### Exercise
Pull every line that holds the word "MAIN" from the entries.

━━━ Exercise input ━━━

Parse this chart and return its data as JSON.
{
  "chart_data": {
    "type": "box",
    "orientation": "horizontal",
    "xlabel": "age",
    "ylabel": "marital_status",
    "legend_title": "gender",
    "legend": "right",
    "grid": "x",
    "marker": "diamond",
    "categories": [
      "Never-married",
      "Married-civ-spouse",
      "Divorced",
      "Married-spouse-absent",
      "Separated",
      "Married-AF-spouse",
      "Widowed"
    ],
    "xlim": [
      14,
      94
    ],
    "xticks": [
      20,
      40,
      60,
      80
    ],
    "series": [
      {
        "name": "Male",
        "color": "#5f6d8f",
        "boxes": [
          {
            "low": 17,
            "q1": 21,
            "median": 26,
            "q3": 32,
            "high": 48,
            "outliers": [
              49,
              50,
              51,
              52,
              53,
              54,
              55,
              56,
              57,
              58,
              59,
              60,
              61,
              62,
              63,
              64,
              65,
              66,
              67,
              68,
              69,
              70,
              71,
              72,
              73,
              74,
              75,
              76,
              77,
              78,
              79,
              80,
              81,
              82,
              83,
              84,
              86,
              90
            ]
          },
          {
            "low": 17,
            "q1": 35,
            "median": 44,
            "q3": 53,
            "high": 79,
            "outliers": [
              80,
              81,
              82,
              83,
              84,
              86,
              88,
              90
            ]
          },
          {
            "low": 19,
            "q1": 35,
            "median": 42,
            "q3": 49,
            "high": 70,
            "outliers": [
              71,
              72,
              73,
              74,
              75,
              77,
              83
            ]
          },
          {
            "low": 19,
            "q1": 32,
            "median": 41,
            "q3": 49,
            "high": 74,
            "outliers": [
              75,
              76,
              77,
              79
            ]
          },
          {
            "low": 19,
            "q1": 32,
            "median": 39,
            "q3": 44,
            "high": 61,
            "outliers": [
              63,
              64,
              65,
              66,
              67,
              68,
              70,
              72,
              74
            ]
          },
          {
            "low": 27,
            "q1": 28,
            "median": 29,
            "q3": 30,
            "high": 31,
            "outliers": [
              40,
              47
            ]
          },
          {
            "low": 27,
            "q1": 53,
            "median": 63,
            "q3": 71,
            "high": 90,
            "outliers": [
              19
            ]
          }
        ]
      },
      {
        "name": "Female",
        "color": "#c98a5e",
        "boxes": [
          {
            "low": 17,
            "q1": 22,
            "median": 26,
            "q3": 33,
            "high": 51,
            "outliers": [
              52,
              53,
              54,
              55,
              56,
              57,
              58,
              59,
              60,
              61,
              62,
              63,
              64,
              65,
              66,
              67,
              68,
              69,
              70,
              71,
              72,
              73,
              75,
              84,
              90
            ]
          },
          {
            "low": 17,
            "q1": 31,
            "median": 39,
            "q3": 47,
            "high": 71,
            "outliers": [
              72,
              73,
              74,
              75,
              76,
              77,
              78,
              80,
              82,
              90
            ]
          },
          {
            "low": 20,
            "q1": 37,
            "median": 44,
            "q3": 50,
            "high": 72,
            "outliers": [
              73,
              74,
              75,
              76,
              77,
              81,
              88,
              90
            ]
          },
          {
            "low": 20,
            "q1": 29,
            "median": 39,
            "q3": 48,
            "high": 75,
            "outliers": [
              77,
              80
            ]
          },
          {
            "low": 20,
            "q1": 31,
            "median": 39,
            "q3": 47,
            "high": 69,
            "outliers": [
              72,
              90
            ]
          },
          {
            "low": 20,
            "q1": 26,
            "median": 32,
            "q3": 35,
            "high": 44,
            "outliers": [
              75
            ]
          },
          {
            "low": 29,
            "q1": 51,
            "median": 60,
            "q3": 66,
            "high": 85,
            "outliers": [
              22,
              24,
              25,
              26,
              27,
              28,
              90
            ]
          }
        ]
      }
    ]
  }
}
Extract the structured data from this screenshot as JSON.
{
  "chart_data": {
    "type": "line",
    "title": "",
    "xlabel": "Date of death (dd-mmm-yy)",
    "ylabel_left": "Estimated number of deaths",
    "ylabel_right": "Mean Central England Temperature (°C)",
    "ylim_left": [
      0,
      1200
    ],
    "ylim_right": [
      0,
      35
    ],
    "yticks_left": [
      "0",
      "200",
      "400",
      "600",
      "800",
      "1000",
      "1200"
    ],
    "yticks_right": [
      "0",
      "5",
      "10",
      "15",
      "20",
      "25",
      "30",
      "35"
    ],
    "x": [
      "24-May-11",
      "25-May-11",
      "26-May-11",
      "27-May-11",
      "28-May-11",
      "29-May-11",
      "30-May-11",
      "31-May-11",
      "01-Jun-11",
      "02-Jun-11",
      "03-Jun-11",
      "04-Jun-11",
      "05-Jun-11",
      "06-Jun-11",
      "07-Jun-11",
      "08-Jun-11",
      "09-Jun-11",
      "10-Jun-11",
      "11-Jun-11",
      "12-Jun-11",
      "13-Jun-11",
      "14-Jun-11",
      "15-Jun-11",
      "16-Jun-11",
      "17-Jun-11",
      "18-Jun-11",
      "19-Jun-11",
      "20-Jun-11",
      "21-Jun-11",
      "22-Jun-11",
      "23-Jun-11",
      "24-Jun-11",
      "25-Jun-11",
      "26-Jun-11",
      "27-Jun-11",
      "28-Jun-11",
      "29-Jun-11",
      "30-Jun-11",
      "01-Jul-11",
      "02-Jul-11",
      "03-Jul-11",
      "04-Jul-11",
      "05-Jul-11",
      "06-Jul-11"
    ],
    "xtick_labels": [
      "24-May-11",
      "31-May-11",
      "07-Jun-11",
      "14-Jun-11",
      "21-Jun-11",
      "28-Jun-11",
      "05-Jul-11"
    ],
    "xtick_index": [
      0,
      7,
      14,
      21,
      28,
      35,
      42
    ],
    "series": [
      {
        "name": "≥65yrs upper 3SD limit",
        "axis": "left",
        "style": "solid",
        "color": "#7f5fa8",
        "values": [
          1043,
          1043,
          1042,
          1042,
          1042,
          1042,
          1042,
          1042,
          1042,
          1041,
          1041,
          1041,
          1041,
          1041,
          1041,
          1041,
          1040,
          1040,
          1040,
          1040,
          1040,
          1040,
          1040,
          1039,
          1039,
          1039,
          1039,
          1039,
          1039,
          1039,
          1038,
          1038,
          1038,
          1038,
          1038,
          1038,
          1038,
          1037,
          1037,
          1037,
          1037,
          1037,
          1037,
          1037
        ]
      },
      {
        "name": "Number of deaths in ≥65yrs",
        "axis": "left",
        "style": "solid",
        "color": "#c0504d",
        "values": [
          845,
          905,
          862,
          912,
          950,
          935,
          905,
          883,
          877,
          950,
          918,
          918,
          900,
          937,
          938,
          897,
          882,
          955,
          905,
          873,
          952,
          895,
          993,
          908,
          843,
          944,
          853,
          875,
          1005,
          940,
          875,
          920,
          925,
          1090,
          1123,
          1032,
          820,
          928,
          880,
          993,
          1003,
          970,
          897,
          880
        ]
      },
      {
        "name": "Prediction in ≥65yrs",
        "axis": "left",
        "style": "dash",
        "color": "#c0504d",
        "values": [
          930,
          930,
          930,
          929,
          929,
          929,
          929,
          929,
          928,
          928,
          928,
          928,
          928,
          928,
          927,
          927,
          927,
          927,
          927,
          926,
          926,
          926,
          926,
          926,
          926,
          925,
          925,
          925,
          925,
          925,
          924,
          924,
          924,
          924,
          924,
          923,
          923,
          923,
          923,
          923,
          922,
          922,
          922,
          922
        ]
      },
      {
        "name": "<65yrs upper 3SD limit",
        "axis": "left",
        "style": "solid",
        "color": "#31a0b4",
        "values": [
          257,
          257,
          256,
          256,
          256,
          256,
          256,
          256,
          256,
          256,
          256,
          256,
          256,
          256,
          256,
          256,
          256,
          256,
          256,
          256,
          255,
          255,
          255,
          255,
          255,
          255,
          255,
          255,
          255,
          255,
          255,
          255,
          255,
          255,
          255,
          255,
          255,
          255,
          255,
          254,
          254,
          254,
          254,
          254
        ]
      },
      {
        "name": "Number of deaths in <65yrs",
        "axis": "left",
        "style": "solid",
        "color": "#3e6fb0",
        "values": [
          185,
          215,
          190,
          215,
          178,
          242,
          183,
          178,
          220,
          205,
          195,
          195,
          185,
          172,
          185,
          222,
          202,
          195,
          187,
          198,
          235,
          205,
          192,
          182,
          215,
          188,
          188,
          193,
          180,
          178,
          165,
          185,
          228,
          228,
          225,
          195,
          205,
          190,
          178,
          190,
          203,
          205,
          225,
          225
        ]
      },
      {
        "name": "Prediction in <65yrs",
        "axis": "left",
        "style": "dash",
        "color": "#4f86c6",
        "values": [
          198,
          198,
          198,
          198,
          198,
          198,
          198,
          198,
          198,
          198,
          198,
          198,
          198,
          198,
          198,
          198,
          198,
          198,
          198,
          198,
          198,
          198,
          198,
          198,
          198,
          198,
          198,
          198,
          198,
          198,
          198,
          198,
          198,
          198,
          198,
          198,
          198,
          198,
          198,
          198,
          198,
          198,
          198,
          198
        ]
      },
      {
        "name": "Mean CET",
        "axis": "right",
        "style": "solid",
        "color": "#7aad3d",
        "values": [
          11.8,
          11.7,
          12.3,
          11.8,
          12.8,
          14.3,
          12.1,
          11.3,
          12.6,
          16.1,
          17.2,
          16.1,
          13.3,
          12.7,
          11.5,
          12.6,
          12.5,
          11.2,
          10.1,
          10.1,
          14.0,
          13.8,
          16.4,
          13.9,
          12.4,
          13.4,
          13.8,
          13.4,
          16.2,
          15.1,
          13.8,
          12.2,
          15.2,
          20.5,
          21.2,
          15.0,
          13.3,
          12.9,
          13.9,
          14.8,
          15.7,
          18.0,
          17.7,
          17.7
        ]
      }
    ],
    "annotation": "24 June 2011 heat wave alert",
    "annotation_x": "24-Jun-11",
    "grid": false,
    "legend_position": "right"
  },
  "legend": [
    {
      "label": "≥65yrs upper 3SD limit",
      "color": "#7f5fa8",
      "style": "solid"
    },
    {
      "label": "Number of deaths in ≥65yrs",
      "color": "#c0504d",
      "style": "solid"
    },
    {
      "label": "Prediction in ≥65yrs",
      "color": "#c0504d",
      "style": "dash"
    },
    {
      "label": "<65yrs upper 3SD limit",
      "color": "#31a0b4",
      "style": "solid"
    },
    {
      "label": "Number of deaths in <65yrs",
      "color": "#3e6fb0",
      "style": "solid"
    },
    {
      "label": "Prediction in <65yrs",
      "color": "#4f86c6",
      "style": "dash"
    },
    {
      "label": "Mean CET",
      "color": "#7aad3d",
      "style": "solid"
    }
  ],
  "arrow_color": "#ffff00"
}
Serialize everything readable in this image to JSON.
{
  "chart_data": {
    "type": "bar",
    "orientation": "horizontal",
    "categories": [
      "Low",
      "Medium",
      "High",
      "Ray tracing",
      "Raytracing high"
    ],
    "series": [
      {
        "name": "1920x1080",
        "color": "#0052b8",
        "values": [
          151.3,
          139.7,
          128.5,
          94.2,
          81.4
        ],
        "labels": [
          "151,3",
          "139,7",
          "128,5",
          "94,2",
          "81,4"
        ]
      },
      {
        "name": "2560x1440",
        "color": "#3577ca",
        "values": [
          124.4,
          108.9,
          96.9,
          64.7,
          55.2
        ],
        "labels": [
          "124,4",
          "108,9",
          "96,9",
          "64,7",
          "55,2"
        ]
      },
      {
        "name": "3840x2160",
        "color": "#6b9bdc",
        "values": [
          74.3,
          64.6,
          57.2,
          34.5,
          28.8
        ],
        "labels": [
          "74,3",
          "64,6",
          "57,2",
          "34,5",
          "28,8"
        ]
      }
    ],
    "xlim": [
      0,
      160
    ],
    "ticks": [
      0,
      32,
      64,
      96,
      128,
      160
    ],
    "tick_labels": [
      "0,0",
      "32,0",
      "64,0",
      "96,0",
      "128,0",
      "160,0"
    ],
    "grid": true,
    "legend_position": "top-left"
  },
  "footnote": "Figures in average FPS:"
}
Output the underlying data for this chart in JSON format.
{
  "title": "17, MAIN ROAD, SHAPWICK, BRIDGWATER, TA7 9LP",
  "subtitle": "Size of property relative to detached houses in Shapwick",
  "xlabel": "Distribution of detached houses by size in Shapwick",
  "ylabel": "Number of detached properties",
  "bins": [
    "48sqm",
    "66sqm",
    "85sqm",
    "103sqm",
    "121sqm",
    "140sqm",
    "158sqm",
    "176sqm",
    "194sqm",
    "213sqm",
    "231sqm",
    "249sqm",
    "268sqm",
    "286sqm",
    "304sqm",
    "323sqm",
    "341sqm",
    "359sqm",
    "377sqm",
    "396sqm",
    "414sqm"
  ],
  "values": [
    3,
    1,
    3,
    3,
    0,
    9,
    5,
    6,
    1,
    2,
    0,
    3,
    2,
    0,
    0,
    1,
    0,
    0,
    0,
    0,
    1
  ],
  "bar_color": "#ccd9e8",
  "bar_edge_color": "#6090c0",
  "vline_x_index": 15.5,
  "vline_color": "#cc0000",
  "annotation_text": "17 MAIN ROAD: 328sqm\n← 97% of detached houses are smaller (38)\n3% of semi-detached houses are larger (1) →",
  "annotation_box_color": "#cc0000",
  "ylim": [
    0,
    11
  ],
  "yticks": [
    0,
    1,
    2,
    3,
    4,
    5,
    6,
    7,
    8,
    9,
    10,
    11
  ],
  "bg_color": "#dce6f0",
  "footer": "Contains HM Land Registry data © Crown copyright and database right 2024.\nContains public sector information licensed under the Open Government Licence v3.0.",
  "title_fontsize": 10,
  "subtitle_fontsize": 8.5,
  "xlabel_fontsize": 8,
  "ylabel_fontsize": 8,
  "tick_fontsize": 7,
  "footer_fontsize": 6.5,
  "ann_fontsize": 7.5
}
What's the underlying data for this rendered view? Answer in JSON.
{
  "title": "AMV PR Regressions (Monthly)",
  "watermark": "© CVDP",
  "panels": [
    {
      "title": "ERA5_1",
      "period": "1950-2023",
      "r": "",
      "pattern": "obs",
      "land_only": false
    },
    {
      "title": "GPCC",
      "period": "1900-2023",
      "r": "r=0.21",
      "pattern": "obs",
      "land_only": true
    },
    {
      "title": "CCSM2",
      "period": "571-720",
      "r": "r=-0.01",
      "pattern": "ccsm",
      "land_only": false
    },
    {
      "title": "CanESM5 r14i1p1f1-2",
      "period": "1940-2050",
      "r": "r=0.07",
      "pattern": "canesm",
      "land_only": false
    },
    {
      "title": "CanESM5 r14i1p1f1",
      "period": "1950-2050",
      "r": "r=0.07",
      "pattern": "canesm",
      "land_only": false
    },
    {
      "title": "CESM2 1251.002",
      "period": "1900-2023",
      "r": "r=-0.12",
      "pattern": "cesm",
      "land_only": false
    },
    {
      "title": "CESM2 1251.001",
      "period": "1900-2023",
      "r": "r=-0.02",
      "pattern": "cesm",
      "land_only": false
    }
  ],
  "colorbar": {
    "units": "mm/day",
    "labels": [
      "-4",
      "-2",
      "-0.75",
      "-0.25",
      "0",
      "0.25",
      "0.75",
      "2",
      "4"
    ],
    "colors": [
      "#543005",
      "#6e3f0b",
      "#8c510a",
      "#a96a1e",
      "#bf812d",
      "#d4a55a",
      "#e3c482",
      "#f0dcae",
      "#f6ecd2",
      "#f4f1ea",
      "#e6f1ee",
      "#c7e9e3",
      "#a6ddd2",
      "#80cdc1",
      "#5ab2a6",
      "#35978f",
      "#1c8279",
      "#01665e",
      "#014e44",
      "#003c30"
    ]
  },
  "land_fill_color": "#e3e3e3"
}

━━━

### Solution below
  "title": "17, MAIN ROAD, SHAPWICK, BRIDGWATER, TA7 9LP",
  "annotation_text": "17 MAIN ROAD: 328sqm\n← 97% of detached houses are smaller (38)\n3% of semi-detached houses are larger (1) →",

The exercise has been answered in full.